=== DIRECTIVE ===
Check each line of the material below for "name", then copy the ones that contain it.
:: ENTRIES SHOWN
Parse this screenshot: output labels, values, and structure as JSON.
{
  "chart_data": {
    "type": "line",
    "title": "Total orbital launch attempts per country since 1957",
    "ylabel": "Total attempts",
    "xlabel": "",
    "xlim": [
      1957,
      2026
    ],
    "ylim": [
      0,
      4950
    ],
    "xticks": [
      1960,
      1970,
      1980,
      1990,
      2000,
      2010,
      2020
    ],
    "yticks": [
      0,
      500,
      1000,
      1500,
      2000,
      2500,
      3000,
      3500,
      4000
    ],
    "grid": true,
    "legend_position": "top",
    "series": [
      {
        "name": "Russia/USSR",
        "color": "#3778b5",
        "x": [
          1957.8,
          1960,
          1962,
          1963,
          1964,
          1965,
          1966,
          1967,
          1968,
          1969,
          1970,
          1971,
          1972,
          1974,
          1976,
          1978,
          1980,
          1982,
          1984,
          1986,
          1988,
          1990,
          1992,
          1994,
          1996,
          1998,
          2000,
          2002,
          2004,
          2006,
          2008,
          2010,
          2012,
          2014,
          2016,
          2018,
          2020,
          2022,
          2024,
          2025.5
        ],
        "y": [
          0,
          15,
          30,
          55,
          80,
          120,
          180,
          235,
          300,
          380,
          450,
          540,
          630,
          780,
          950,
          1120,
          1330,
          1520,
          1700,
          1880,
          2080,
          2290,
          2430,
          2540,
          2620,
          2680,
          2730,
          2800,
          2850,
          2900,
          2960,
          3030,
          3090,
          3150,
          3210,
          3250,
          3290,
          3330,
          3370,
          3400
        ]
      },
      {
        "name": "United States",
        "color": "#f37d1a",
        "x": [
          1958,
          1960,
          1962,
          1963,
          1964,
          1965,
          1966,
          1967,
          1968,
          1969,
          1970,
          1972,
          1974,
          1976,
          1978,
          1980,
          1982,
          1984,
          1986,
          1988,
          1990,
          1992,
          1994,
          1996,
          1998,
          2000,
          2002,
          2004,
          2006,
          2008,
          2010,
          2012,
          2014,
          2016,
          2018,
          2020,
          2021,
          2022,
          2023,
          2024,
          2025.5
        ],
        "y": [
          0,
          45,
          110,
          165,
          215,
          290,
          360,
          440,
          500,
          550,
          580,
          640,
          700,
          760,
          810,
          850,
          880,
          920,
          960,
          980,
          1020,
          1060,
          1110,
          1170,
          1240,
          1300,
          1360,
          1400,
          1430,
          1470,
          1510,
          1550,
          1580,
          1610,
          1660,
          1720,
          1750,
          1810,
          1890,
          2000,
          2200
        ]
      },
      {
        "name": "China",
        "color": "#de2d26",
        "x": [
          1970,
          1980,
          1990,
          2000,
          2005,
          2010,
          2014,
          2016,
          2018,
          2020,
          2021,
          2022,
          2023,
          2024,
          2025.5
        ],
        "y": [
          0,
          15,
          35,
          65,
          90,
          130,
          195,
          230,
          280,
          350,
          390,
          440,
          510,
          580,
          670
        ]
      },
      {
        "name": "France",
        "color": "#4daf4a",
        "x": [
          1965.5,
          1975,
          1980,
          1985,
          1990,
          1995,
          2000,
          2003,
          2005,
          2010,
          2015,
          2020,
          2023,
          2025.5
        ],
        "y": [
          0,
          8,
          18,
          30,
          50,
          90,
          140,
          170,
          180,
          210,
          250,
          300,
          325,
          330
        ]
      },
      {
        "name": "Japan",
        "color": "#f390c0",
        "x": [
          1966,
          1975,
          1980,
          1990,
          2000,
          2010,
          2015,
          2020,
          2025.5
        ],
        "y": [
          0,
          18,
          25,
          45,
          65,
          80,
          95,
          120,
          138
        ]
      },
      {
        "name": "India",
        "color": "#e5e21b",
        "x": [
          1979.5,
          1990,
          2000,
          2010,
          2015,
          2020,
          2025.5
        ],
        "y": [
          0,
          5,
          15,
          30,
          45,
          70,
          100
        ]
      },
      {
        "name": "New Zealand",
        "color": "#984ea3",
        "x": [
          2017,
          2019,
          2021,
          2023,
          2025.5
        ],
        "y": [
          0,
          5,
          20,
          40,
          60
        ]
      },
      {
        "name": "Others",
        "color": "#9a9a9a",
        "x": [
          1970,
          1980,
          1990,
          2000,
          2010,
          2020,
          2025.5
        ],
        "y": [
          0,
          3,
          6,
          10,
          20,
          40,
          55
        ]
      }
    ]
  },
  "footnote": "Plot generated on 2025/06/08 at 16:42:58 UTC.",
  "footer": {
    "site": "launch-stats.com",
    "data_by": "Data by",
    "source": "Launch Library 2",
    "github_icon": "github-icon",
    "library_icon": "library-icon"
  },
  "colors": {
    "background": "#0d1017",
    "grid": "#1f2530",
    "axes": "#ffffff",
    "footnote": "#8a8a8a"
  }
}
::::
=== WRITTEN RESPONSE ===
        "name": "Russia/USSR",
        "name": "United States",
        "name": "China",
        "name": "France",
        "name": "Japan",
        "name": "India",
        "name": "New Zealand",
        "name": "Others",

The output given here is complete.